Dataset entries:
------------------------------------------------
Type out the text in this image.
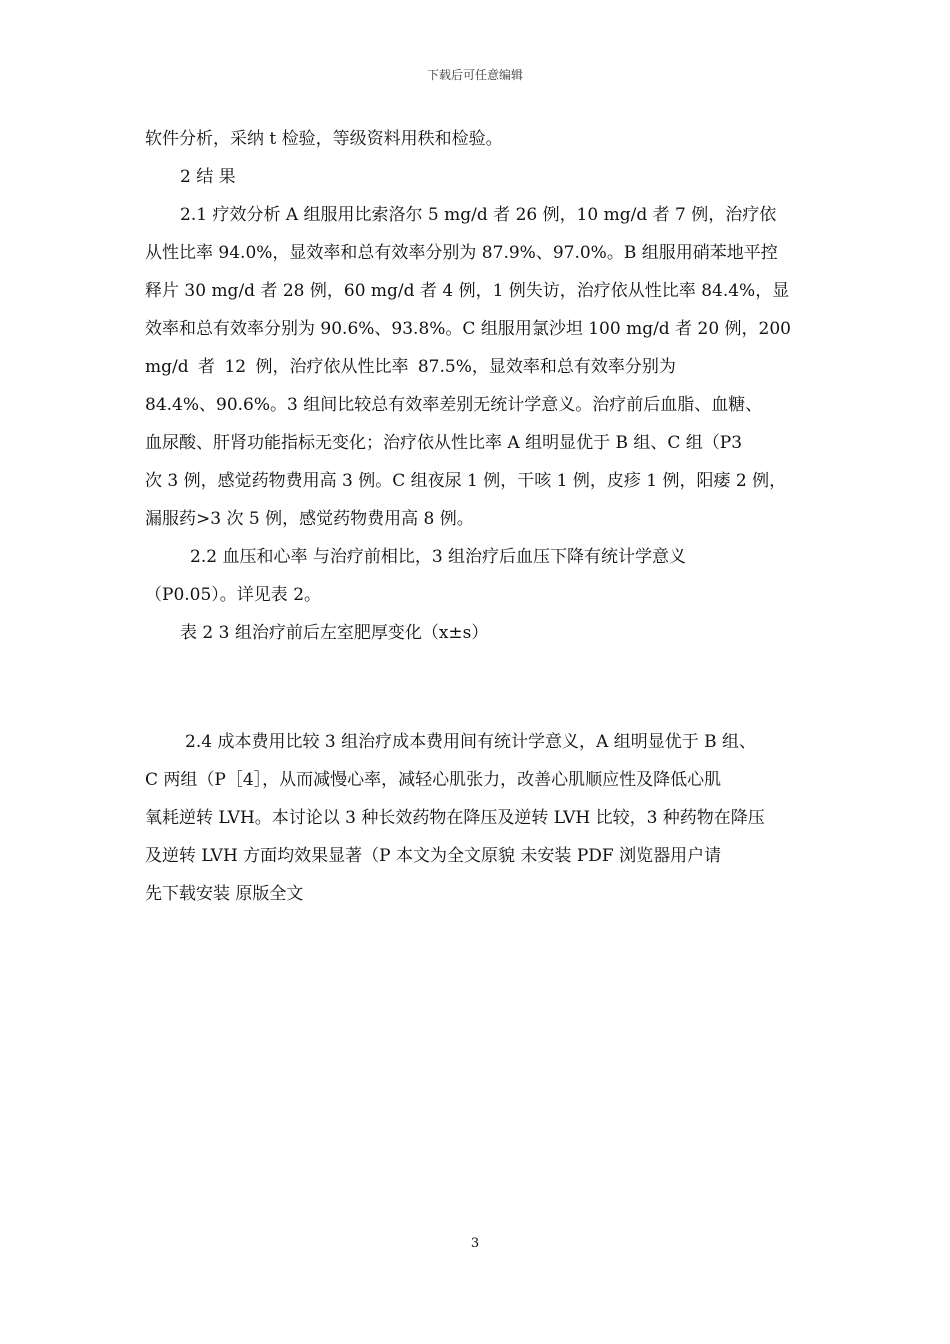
下载后可任意编辑
软件分析，采纳 t 检验，等级资料用秩和检验。
2 结 果
2.1 疗效分析 A 组服用比索洛尔 5 mg/d 者 26 例，10 mg/d 者 7 例，治疗依
从性比率 94.0%，显效率和总有效率分别为 87.9%、97.0%。B 组服用硝苯地平控
释片 30 mg/d 者 28 例，60 mg/d 者 4 例，1 例失访，治疗依从性比率 84.4%，显
效率和总有效率分别为 90.6%、93.8%。C 组服用氯沙坦 100 mg/d 者 20 例，200
mg/d 者 12 例，治疗依从性比率 87.5%，显效率和总有效率分别为
84.4%、90.6%。3 组间比较总有效率差别无统计学意义。治疗前后血脂、血糖、
血尿酸、肝肾功能指标无变化；治疗依从性比率 A 组明显优于 B 组、C 组（P3
次 3 例，感觉药物费用高 3 例。C 组夜尿 1 例，干咳 1 例，皮疹 1 例，阳痿 2 例，
漏服药>3 次 5 例，感觉药物费用高 8 例。
2.2 血压和心率 与治疗前相比，3 组治疗后血压下降有统计学意义
（P0.05）。详见表 2。
表 2 3 组治疗前后左室肥厚变化（x±s）
2.4 成本费用比较 3 组治疗成本费用间有统计学意义，A 组明显优于 B 组、
C 两组（P［4］，从而减慢心率，减轻心肌张力，改善心肌顺应性及降低心肌
氧耗逆转 LVH。本讨论以 3 种长效药物在降压及逆转 LVH 比较，3 种药物在降压
及逆转 LVH 方面均效果显著（P 本文为全文原貌 未安装 PDF 浏览器用户请
先下载安装 原版全文
3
------------------------------------------------
◆ **Instructions to follow**
Output all the records, word for word, with no pictures in the copy.

◆ **Finished answer**
Type out the text in this image.
下载后可任意编辑
软件分析，采纳 t 检验，等级资料用秩和检验。
2 结 果
2.1 疗效分析 A 组服用比索洛尔 5 mg/d 者 26 例，10 mg/d 者 7 例，治疗依
从性比率 94.0%，显效率和总有效率分别为 87.9%、97.0%。B 组服用硝苯地平控
释片 30 mg/d 者 28 例，60 mg/d 者 4 例，1 例失访，治疗依从性比率 84.4%，显
效率和总有效率分别为 90.6%、93.8%。C 组服用氯沙坦 100 mg/d 者 20 例，200
mg/d 者 12 例，治疗依从性比率 87.5%，显效率和总有效率分别为
84.4%、90.6%。3 组间比较总有效率差别无统计学意义。治疗前后血脂、血糖、
血尿酸、肝肾功能指标无变化；治疗依从性比率 A 组明显优于 B 组、C 组（P3
次 3 例，感觉药物费用高 3 例。C 组夜尿 1 例，干咳 1 例，皮疹 1 例，阳痿 2 例，
漏服药>3 次 5 例，感觉药物费用高 8 例。
2.2 血压和心率 与治疗前相比，3 组治疗后血压下降有统计学意义
（P0.05）。详见表 2。
表 2 3 组治疗前后左室肥厚变化（x±s）
2.4 成本费用比较 3 组治疗成本费用间有统计学意义，A 组明显优于 B 组、
C 两组（P［4］，从而减慢心率，减轻心肌张力，改善心肌顺应性及降低心肌
氧耗逆转 LVH。本讨论以 3 种长效药物在降压及逆转 LVH 比较，3 种药物在降压
及逆转 LVH 方面均效果显著（P 本文为全文原貌 未安装 PDF 浏览器用户请
先下载安装 原版全文
3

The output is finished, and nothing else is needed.